> _Lo que se pide_:
(a) Según el texto sobre la libertad religiosa, ¿qué condenó repetidas veces el Magisterio pontificio del siglo XIX?
(b) Prolonga el texto sobre la libertad religiosa a partir de su última oración.

> _Sección de texto_:
LIBERTAD IV. LIBERTAD RELIGIOSA. l. Introducción general.


Lo religioso, sean cuales fueren sus manifestaciones concretas, es un hecho íntimamente ligado a la historia de la humanidad, porque hunde sus raíces en la propia naturaleza del hombre. Desconocer que este fenómeno religioso ha atravesado todas las etapas históricas y todas las culturas, equivale a desconocer la historia misma. Y ello es así, aun teniendo en cuenta los diversos intentos históricos de ateísmo (v.) que, bien auscultados, no son sino una manifestación más de esa conciencia religiosa universal (v. RELIGIÓN). En vista de este dato incuestionable, cualquier pretensión de fundar un humanismo al margen de lo religioso, o de formar un hombre nuevo seccionando su dimensión religiosa, no puede ser calificada sino de error que acarrea la destrucción de la persona (v.) humana, porque ésta reclama para su realización integral la. posibilidad de expresar su dimensión religiosa. Se puede afirmar, sin rodeos, que un hombre arreligioso es un hombre deshumanizado (V. HUMANISMO IV).
      Las observaciones anteriores ponen de manifiesto que el problema de la I. religiosa no puede ser planteado como algo que incide en la conciencia del hombre en el sentido de que éste fuera religiosamente libre, de forma que no existiera en su conciencia ninguna norma superior que la vinculara a vivir un determinado tipo de religión. En este sentido, el hombre es ontológicamente libre como lo es para pecar, pero no es moralmente libre, puesto que está obligado en conciencia a buscar la verdad en todos sus aspectos. Fue esto lo que puso de relieve el Magisterio pontificio del s. XIX al condenar repetidas veces el indiferentismo religioso (v.).
      Ese aspecto religioso del hombre está inscrito en la conciencia individual, y es en la vivencia personal donde encuentra su razón de ser más propia (v. CONCIENCIA III). No es obviamente esa dimensión puramente interior la única forma de expresión de lo religioso: el hombre se realiza en su contexto social y comunitario y ahí proyecta también su vida religiosa, a no ser que se pretenda diseccionar su unidad vital. Ahora bien, si la comunidad (v.) humana está al servicio de la persona en sus múltiples facetas, es lógico que todo hombre tenga derecho, no sólo a que no se coarte su religiosidad, sino a que se le den cauces para la manifestación religiosa de su personalidad.

Anotaciones de elementos de diseño
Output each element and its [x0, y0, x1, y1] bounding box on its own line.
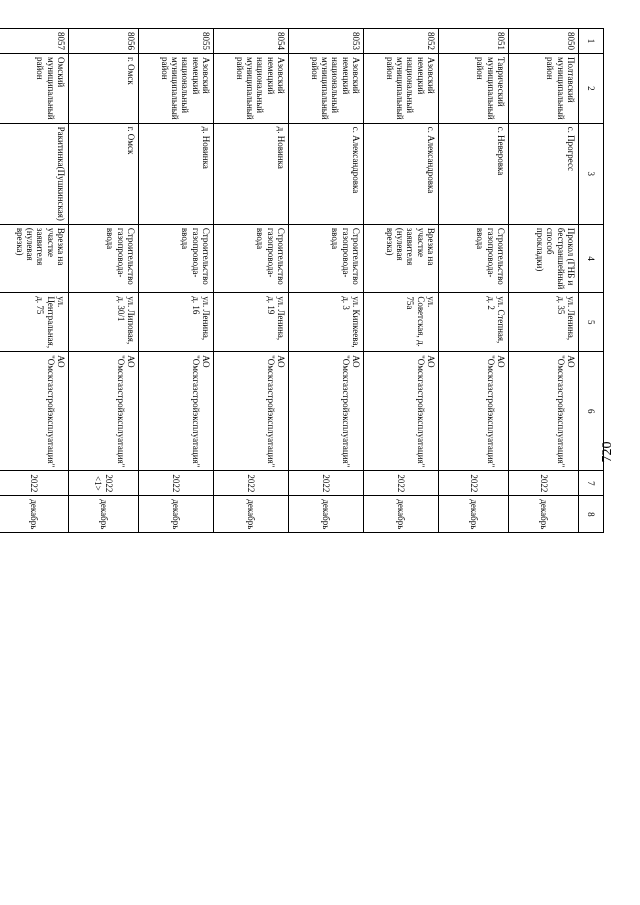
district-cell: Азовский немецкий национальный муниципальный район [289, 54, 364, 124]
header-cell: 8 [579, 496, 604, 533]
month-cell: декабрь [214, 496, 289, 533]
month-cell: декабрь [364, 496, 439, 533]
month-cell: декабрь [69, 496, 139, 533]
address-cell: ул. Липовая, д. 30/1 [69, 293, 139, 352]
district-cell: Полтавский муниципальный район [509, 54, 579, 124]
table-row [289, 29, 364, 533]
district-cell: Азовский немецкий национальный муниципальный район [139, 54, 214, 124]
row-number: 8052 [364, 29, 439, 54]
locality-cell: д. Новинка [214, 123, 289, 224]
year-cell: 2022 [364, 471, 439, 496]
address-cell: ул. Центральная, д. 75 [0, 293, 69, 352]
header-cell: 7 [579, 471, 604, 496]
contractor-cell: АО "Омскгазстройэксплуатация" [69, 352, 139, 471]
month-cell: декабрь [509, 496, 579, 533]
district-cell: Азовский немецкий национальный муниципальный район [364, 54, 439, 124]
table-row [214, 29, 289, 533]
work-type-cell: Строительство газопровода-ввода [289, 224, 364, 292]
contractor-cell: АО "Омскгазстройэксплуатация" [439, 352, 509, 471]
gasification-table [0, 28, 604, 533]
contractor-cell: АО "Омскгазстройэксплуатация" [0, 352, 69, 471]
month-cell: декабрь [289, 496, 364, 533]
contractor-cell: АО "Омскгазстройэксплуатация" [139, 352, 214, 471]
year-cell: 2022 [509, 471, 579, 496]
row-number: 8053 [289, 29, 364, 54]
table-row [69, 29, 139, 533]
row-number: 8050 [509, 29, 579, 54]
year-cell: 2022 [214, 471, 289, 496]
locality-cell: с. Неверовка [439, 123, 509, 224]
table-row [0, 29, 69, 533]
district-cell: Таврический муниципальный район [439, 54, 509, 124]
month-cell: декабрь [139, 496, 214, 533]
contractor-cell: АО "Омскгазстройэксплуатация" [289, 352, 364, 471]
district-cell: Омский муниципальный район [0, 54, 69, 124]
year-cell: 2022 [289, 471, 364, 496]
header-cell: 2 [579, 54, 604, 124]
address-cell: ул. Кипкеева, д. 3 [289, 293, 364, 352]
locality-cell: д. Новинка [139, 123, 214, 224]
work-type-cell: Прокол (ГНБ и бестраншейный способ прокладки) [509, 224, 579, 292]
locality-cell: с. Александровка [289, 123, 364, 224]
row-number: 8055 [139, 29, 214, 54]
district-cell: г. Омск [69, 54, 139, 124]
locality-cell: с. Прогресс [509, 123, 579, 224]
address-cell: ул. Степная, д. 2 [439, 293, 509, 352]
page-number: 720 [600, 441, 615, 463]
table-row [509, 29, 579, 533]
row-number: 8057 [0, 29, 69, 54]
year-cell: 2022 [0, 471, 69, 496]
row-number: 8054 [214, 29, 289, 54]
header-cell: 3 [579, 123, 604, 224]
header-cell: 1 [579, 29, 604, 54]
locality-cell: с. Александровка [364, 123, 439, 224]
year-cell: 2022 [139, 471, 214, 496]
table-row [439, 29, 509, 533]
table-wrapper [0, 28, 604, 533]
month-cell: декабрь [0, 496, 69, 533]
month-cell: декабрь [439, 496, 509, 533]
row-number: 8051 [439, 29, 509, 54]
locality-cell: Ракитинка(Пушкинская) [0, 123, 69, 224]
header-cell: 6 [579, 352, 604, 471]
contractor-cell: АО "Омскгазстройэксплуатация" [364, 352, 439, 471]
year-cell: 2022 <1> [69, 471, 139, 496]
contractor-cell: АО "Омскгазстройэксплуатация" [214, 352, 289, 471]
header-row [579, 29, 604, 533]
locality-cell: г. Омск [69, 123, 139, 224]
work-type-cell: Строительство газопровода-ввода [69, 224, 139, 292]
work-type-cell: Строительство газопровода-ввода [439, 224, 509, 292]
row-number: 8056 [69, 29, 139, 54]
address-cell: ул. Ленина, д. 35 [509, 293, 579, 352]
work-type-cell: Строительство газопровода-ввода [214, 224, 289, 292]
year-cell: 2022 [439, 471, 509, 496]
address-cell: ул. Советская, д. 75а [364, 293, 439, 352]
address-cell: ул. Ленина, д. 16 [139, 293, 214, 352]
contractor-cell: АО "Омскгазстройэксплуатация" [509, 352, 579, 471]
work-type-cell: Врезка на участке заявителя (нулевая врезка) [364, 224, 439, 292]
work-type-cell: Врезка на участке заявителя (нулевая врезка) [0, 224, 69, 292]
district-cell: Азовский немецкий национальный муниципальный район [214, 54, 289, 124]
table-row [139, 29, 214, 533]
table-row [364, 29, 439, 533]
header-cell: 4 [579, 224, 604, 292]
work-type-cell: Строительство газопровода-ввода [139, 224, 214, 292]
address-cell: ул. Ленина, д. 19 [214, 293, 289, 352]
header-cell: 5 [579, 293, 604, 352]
==
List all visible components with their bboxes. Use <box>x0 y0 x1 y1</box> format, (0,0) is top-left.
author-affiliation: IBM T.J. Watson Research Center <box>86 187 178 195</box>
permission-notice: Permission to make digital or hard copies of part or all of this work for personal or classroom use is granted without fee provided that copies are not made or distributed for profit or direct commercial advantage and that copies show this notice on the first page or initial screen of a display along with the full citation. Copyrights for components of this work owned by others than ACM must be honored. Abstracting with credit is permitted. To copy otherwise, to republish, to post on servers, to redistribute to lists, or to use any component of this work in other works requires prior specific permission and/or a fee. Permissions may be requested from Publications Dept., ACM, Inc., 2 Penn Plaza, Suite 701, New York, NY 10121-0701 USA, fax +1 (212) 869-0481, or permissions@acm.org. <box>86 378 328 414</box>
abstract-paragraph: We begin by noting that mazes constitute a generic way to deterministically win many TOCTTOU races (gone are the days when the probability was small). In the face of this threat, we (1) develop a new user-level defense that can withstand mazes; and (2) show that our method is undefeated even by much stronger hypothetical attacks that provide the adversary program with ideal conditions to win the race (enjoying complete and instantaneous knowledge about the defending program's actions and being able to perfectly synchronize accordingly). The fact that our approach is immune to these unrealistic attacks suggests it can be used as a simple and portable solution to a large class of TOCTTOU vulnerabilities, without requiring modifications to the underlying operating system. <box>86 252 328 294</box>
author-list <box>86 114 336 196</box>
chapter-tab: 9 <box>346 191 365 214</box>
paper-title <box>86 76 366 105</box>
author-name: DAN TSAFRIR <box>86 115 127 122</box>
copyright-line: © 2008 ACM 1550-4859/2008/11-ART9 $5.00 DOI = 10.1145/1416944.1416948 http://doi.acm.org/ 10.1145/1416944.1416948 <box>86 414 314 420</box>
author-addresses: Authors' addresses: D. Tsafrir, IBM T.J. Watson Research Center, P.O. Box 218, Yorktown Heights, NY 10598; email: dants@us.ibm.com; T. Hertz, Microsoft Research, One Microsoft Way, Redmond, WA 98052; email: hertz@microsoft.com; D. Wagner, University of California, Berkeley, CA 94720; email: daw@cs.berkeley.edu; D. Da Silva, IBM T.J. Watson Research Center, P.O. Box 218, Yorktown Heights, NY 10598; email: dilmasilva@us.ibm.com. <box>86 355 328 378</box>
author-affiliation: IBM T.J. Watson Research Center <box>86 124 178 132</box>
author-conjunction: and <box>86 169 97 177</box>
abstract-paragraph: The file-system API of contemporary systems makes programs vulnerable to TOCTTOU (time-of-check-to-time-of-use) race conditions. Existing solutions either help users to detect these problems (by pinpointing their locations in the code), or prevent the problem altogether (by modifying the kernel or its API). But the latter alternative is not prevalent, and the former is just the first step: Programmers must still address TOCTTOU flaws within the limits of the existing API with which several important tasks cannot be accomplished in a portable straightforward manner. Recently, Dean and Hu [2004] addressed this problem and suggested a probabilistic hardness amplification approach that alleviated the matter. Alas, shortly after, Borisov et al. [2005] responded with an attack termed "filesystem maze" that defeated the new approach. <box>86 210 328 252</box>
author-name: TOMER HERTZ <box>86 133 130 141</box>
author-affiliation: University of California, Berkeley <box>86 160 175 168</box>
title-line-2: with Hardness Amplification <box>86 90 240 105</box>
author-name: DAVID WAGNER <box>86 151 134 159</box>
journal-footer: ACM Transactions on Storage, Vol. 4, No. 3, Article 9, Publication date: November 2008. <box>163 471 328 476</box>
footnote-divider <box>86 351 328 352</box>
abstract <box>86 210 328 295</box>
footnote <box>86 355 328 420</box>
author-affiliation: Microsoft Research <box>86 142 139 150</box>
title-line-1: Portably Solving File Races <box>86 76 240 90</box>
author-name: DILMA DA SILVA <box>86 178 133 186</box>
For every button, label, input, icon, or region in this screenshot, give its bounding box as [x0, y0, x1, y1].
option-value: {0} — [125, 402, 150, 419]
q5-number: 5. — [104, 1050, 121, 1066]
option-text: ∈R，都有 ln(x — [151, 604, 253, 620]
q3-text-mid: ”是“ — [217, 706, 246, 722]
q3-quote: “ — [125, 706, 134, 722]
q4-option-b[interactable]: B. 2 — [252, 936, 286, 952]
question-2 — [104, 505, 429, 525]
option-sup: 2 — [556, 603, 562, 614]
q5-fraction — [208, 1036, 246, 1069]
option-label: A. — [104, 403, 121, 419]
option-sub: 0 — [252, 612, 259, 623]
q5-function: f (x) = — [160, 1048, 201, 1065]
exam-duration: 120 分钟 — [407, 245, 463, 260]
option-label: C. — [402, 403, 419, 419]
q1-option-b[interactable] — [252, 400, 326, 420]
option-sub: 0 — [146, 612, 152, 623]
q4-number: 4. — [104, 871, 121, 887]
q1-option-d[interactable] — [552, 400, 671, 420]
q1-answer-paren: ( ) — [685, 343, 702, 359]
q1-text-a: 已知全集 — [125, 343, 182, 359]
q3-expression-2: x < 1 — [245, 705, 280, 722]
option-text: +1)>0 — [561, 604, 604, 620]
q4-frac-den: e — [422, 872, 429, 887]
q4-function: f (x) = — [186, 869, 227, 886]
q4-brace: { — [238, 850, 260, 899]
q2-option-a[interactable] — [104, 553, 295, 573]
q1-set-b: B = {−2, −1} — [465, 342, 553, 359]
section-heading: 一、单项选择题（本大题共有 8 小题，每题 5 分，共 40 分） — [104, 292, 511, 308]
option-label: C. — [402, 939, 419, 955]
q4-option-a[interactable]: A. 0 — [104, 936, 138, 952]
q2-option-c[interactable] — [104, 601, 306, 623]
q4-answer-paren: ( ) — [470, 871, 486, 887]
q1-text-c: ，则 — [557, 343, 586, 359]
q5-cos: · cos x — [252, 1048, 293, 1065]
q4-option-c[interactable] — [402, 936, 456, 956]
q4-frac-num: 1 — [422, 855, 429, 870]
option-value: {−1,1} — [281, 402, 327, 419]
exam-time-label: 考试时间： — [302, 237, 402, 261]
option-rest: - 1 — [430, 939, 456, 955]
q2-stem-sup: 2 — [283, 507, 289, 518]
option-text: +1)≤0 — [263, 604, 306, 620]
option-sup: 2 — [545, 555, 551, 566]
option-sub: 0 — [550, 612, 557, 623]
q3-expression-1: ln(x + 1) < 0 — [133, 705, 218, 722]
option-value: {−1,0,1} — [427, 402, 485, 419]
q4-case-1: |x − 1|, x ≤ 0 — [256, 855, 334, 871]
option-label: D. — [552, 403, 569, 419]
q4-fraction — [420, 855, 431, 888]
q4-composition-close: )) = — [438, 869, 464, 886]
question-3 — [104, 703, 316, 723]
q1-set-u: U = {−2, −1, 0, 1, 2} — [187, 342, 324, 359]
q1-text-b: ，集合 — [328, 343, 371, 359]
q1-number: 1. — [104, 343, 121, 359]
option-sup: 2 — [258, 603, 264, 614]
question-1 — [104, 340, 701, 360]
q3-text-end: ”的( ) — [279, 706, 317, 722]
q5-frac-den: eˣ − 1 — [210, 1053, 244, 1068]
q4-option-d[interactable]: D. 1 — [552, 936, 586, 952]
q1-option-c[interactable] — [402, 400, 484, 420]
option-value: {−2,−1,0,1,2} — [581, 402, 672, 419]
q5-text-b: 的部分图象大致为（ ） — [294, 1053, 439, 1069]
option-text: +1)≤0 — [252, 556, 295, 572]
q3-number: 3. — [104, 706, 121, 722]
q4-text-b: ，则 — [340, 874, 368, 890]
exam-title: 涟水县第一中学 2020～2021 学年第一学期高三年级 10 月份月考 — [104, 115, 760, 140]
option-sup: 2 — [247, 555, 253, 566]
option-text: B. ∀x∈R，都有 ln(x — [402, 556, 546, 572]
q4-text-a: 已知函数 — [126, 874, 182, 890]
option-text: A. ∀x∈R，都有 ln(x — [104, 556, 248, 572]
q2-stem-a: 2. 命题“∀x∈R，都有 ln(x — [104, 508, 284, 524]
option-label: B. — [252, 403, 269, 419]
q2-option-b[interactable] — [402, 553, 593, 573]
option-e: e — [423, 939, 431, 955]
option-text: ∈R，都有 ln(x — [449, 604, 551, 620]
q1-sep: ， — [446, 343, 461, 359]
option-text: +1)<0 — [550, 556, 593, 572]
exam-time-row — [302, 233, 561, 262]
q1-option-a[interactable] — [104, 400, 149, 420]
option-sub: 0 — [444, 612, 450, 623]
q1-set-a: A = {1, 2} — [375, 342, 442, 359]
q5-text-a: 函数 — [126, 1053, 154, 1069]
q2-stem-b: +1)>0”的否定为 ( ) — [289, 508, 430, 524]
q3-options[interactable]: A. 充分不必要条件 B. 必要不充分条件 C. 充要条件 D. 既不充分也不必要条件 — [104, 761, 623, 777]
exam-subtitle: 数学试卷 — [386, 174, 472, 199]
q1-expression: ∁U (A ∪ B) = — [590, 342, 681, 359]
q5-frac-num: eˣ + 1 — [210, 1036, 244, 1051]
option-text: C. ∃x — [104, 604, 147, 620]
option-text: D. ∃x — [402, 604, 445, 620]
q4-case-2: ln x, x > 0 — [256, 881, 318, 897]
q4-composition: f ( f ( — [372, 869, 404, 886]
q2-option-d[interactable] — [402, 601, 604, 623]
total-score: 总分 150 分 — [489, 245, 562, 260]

> _Respuestas por tarea_:
(a) El indiferentismo religioso.

(b)
      Estos presupuestos, elementales y simples en su enunciación, muestran, por otra parte, la complejidad del problema, habida cuenta de que la finalidad del Estado (v.) es el bien temporal, mientras que lo religioso es de un orden eterno. Por ello, el Estado deberá guardar minuciosamente el equilibrio entre estos dos principios: a) el de la debida conciencia del valor total de la religiosidad, es decir, la no indiferencia frente al fenómeno religioso de los súbditos; b) el de la legítima laicidad, consecuencia de la autonomía de las realidades temporales que le corresponde ordenar (V. AUTONOMÍA III).
      El principio de I. religiosa implica, pues, fundamentalmente: a) el derecho de todo hombre a ser respetado civilmente en su religiosidad; b) el derecho a no ser coaccionado, ni directa ni indirectamente, a profesar un determinado tipo de religión; y c) el derecho a que su legítimo despliegue o potencial social, civil, político, etc., no se vea violentado por motivos religiosos. En suma, en virtud del principio de I. religiosa, todo hombre individualmente considerado, o todo grupo religioso socialmente organizado, como el constituido por la Iglesia católica, tienen el derecho a profesar privada y públicamente su religión y a disfrutar o disponer de todos aquellos bienes, medios o instrumentos de culto y de organización requeridos por el fin religioso que persiguen. A este derecho, corresponde el deber de la sociedad y el Estado, no sólo de respetar en abstracto, sino de garantizar en concreto, a través de leyes civiles, el desenvolvimiento ordenado de la religiosidad de los individuos y de los diversos grupos sociales.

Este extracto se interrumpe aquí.